===== Exercise passage

Moving context into several closures?

I have found a way to move context into several closures, but it looks ugly. I do it with help of Rc and cloning each variable I need to use for each closure. Particularly I don't like to clone every variable for every closure I want to use:

  let mut context = Rc::new( Context { a : 13 } );
  ..

  let context_clone_1 = Rc::clone( &context );
  engine.on_event1( Box::new( move ||
  { 
    println!( "on_event1 : {}", context_clone_1.a );
    ...

  let context_clone_2 = Rc::clone( &context );
  engine.on_event2( Box::new( move ||
  {
    println!( "on_event1 : {}", context_clone_1.a );
    ...

It is an extensive way to go and I feel there must be a better way to do it?
Also, uncommenting line // context_clone_1.a += 1; breaks the program.
What is the proper way of solving problems like this in Rust?

Here is playgroung with minimal code.

==========
===== Listed records

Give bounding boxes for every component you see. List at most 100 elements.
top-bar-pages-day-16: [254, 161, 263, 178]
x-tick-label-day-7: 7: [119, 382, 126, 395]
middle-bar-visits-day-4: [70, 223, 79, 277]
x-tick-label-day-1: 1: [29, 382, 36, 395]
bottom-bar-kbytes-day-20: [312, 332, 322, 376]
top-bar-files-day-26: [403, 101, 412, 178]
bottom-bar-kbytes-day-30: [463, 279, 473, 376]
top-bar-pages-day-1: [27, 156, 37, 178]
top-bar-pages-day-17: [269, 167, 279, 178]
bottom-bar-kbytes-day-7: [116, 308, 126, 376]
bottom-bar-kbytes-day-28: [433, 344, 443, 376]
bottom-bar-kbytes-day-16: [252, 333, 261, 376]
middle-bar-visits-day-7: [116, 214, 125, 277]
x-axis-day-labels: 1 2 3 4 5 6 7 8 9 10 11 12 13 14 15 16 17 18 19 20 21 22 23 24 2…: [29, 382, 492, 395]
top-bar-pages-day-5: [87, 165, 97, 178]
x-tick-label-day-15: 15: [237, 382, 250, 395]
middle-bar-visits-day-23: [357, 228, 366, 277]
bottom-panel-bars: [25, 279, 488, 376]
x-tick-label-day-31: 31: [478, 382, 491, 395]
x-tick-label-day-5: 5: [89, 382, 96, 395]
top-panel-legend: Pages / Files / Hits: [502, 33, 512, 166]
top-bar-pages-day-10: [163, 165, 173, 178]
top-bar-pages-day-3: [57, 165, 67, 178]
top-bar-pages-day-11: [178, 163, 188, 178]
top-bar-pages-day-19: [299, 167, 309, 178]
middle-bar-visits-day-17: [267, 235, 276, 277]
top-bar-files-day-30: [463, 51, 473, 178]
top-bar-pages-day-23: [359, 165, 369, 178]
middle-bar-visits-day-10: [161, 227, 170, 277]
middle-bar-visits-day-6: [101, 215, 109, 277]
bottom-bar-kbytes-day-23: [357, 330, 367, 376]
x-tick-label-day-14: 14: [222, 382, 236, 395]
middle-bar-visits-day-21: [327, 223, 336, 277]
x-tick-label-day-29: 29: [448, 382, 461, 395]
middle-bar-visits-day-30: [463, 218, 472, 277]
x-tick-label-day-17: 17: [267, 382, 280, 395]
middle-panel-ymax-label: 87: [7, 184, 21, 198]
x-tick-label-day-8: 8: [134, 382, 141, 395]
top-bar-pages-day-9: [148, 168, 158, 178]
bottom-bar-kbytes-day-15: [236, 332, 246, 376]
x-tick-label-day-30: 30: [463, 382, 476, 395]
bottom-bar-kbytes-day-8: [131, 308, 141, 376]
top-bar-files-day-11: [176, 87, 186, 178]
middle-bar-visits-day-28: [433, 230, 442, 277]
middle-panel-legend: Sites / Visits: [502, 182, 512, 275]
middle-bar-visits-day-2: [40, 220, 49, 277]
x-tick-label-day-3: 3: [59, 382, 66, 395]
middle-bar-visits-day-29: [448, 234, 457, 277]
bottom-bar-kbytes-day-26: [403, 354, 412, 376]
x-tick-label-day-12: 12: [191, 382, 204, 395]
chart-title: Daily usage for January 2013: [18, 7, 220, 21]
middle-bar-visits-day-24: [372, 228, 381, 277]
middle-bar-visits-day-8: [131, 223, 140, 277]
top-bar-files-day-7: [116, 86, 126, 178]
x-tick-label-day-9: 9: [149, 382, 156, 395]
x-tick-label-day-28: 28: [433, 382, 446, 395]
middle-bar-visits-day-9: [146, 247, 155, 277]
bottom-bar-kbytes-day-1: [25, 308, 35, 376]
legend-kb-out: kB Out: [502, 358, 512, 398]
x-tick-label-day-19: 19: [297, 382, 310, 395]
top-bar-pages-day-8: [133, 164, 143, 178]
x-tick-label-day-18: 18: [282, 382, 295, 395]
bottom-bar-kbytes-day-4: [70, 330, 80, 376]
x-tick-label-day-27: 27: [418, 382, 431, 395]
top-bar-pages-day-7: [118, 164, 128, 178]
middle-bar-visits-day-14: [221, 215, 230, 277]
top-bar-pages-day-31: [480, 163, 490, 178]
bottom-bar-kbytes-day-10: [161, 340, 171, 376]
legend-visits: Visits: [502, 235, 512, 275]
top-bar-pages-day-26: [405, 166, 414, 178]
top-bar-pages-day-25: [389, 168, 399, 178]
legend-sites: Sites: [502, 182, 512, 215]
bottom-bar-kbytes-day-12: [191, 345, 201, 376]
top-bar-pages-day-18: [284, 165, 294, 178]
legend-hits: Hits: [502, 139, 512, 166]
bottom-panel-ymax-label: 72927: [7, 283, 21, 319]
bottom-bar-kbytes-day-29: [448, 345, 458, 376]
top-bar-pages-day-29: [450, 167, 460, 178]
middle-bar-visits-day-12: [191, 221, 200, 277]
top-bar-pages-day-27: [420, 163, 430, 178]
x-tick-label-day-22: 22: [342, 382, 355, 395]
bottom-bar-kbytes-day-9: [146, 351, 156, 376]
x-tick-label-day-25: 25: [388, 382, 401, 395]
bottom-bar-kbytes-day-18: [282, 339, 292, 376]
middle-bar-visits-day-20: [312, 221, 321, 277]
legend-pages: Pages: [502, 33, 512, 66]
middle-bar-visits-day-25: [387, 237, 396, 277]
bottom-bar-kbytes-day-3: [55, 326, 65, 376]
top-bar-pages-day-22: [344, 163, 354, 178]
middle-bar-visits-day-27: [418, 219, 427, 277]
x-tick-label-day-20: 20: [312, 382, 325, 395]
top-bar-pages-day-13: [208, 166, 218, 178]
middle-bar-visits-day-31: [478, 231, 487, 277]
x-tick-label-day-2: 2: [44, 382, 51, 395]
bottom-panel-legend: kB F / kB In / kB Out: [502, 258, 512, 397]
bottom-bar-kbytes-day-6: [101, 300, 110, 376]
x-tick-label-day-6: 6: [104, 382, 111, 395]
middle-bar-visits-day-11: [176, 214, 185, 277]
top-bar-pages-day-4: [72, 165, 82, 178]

==========

> **Exercise**
Pick up the question about moving context into several Rust closures and continue it past its last sentence.

> **Answer to this exercise**
If you want to avoid this kind of stuff, you need to stop using callbacks. If you must use callbacks, Rc is more or less unavoidable. That said, I've seen some people build macros that can insert the clones for you.

To enable modification of the shared value, you can use Cell or RefCell either around the entire struct or the fields of the struct.

1 Like

Alice, thank you, for the clarification that I am on right track. I can't stop using callback for the mini-project I have. Which macros?

You could pass the context as an argument to the closure, then the engine would be responsible for passing it to the closure

2 Likes

First, for the playground you have, it's relatively easy to avoid callbacks. For example:

fn main() {
    let mut context = Context { a: 13 };
    let mut engine = Engine::new();

    loop {
        match engine.next_event() {
            EventType::Event1 => {
                context.a += 1;
                println!("on_event1 : {}", context.a);
            },
            EventType::Event2 => {
                println!("on_event2 : {}", context.a);
            },
        }
    }
}

pub struct Context {
    a: i32,
}

pub enum EventType {
    Event1,
    Event2,
}

pub struct Engine {
}

impl Engine {
    pub fn new() -> Engine {
        Engine {}
    }
    
    pub fn next_event(&mut self) -> EventType {
        todo!()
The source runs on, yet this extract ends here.